● **EXERCISE DETAILS**:
Every entry must be duplicated precisely as written.

§ §

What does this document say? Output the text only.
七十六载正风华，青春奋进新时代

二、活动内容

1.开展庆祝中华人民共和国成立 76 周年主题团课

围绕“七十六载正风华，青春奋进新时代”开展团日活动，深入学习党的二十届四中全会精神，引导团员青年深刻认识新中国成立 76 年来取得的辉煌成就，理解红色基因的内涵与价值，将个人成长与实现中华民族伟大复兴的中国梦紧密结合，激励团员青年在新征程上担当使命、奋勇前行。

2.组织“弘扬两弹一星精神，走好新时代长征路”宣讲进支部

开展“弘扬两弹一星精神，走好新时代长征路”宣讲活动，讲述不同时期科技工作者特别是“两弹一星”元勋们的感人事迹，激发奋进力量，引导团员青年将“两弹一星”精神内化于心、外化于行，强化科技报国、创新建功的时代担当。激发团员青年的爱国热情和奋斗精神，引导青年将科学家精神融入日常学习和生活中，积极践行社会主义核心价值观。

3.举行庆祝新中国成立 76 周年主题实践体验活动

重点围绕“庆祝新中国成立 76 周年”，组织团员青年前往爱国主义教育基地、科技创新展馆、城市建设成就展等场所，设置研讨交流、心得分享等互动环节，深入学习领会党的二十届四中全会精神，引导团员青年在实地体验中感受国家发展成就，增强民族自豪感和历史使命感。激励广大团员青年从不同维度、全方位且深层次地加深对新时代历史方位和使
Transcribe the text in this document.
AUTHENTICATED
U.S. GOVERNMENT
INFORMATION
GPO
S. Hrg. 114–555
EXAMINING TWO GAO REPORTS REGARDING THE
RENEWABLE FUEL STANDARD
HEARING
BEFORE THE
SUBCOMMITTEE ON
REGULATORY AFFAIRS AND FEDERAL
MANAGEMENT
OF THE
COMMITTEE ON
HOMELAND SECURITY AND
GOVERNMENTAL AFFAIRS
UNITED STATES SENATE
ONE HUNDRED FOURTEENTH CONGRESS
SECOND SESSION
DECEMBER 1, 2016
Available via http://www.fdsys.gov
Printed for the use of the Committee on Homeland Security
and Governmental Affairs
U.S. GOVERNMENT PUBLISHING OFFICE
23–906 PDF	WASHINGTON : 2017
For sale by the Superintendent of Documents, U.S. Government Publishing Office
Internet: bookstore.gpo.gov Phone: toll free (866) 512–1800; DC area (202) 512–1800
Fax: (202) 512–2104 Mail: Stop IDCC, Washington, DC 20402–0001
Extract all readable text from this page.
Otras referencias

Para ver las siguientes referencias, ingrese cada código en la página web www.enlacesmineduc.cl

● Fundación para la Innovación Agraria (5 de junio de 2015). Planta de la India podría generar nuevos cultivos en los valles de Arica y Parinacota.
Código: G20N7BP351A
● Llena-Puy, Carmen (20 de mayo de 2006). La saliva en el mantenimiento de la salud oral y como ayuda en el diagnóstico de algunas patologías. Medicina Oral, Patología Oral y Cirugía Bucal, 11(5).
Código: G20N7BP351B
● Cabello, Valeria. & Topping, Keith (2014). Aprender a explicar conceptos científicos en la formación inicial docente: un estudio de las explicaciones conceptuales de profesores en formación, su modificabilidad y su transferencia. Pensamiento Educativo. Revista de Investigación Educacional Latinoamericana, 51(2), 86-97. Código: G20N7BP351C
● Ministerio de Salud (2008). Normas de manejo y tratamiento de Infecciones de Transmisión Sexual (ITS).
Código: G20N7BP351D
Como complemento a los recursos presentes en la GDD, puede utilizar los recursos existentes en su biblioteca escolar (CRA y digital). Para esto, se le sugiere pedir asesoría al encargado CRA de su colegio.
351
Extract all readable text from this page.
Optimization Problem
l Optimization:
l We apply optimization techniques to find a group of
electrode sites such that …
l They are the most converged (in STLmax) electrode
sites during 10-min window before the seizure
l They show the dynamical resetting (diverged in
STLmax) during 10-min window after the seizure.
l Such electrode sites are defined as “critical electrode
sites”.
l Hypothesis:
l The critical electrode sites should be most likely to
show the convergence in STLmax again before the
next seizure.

§ §

● **COMPLETED TASK**:
What does this document say? Output the text only.
七十六载正风华，青春奋进新时代

二、活动内容

1.开展庆祝中华人民共和国成立 76 周年主题团课

围绕“七十六载正风华，青春奋进新时代”开展团日活动，深入学习党的二十届四中全会精神，引导团员青年深刻认识新中国成立 76 年来取得的辉煌成就，理解红色基因的内涵与价值，将个人成长与实现中华民族伟大复兴的中国梦紧密结合，激励团员青年在新征程上担当使命、奋勇前行。

2.组织“弘扬两弹一星精神，走好新时代长征路”宣讲进支部

开展“弘扬两弹一星精神，走好新时代长征路”宣讲活动，讲述不同时期科技工作者特别是“两弹一星”元勋们的感人事迹，激发奋进力量，引导团员青年将“两弹一星”精神内化于心、外化于行，强化科技报国、创新建功的时代担当。激发团员青年的爱国热情和奋斗精神，引导青年将科学家精神融入日常学习和生活中，积极践行社会主义核心价值观。

3.举行庆祝新中国成立 76 周年主题实践体验活动

重点围绕“庆祝新中国成立 76 周年”，组织团员青年前往爱国主义教育基地、科技创新展馆、城市建设成就展等场所，设置研讨交流、心得分享等互动环节，深入学习领会党的二十届四中全会精神，引导团员青年在实地体验中感受国家发展成就，增强民族自豪感和历史使命感。激励广大团员青年从不同维度、全方位且深层次地加深对新时代历史方位和使
Transcribe the text in this document.
AUTHENTICATED
U.S. GOVERNMENT
INFORMATION
GPO
S. Hrg. 114–555
EXAMINING TWO GAO REPORTS REGARDING THE
RENEWABLE FUEL STANDARD
HEARING
BEFORE THE
SUBCOMMITTEE ON
REGULATORY AFFAIRS AND FEDERAL
MANAGEMENT
OF THE
COMMITTEE ON
HOMELAND SECURITY AND
GOVERNMENTAL AFFAIRS
UNITED STATES SENATE
ONE HUNDRED FOURTEENTH CONGRESS
SECOND SESSION
DECEMBER 1, 2016
Available via http://www.fdsys.gov
Printed for the use of the Committee on Homeland Security
and Governmental Affairs
U.S. GOVERNMENT PUBLISHING OFFICE
23–906 PDF	WASHINGTON : 2017
For sale by the Superintendent of Documents, U.S. Government Publishing Office
Internet: bookstore.gpo.gov Phone: toll free (866) 512–1800; DC area (202) 512–1800
Fax: (202) 512–2104 Mail: Stop IDCC, Washington, DC 20402–0001
Extract all readable text from this page.
Otras referencias

Para ver las siguientes referencias, ingrese cada código en la página web www.enlacesmineduc.cl

● Fundación para la Innovación Agraria (5 de junio de 2015). Planta de la India podría generar nuevos cultivos en los valles de Arica y Parinacota.
Código: G20N7BP351A
● Llena-Puy, Carmen (20 de mayo de 2006). La saliva en el mantenimiento de la salud oral y como ayuda en el diagnóstico de algunas patologías. Medicina Oral, Patología Oral y Cirugía Bucal, 11(5).
Código: G20N7BP351B
● Cabello, Valeria. & Topping, Keith (2014). Aprender a explicar conceptos científicos en la formación inicial docente: un estudio de las explicaciones conceptuales de profesores en formación, su modificabilidad y su transferencia. Pensamiento Educativo. Revista de Investigación Educacional Latinoamericana, 51(2), 86-97. Código: G20N7BP351C
● Ministerio de Salud (2008). Normas de manejo y tratamiento de Infecciones de Transmisión Sexual (ITS).
Código: G20N7BP351D
Como complemento a los recursos presentes en la GDD, puede utilizar los recursos existentes en su biblioteca escolar (CRA y digital). Para esto, se le sugiere pedir asesoría al encargado CRA de su colegio.
351
Extract all readable text from this page.
Optimization Problem
l Optimization:
l We apply optimization techniques to find a group of
electrode sites such that …
l They are the most converged (in STLmax) electrode
sites during 10-min window before the seizure
l They show the dynamical resetting (diverged in
STLmax) during 10-min window after the seizure.
l Such electrode sites are defined as “critical electrode
sites”.
l Hypothesis:
l The critical electrode sites should be most likely to
show the convergence in STLmax again before the
next seizure.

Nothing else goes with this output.